- What is expected:
In the post on Bitcoin replacing fiat, reproduce word for word the portion that starts at "Fundamental view: Like" and ends at "guns and bullets).".

It sounds like some people here think Bitcoin can replace fiat. I'm not an 'expert' but I see some obvious obstacles which makes me think this is extremely unlikely. Please feel free to point out flaws in my arguments, have not had time to research any of this in detail.

Fundamental view: Like it or not, but most people believe in government as their ultimate authority. Anti-establishment sentiment has a long way to go before it becomes anti-government. I'm sure anarchy appeals to some but it has proven quite difficult to run a successful society that way. I'm therefore not going to try to adress the relevance of BTC in a world without governments (although I would rather invest in guns and bullets).

Obstacle 1: Governments won't like BTC, for obvious reasons, but at least in theory they have to answer to the people. For BTC, the question then becomes whether the 99% will be supportive of a currency already held by 1%? And, based on current trends, a mostly Chinese 1% at that. I find it very hard to believe Joe Plumber decide to endorse a system where some spotty workshy teenager all of the sudden has become one of the richest people in the country. Leads into the next one...

Obstacle 2: Tax and Legal. Surprised this is not discussed. If a government wants to kill Bitcoin then it can try to ban it (with varying degrees of success). They can definitely tax it - and demand payment in fiat or some other currency of their choice. For instance, a BTC holding/wealth tax could require conversion to fiat for payment, also incurring CGT equivalent. This will likely be a popular way to raise tax revenue / redistribute your (supposedly) enormous BTC wealth. Assuming you don't want to go to prison or spend your life on the run with unusable electronic funds hidden in some dark corner of the web, your wealth could quickly be reduced (at almost no political or administrative cost to the state). But I  imagine the currency will collapse long before you run out of BTC. Don't make the mistake of thinking Bitcoin is anonymous, transactions are perfectly traceable and addresses on the already existing 'rich list' will eventuality be mapped to people.

- Collected data:
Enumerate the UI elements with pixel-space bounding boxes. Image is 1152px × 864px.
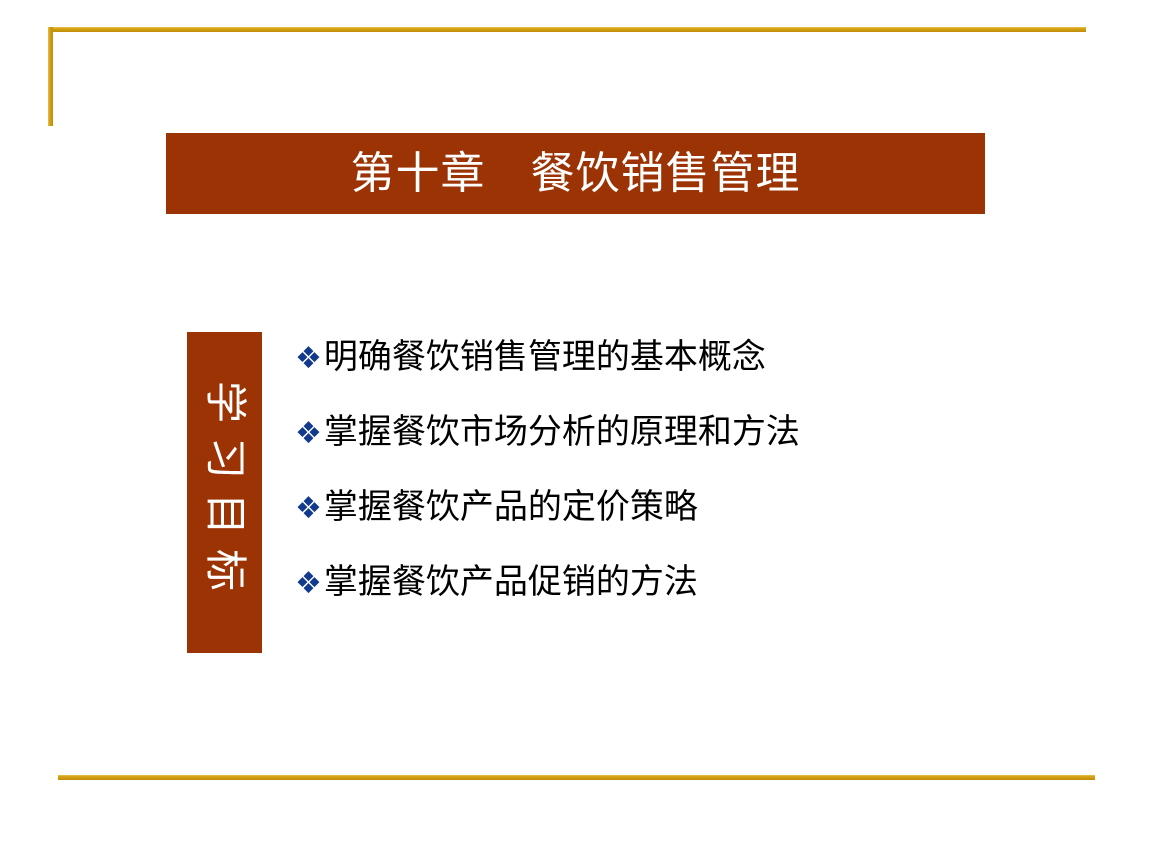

- Result for this task:
Fundamental view: Like it or not, but most people believe in government as their ultimate authority. Anti-establishment sentiment has a long way to go before it becomes anti-government. I'm sure anarchy appeals to some but it has proven quite difficult to run a successful society that way. I'm therefore not going to try to adress the relevance of BTC in a world without governments (although I would rather invest in guns and bullets).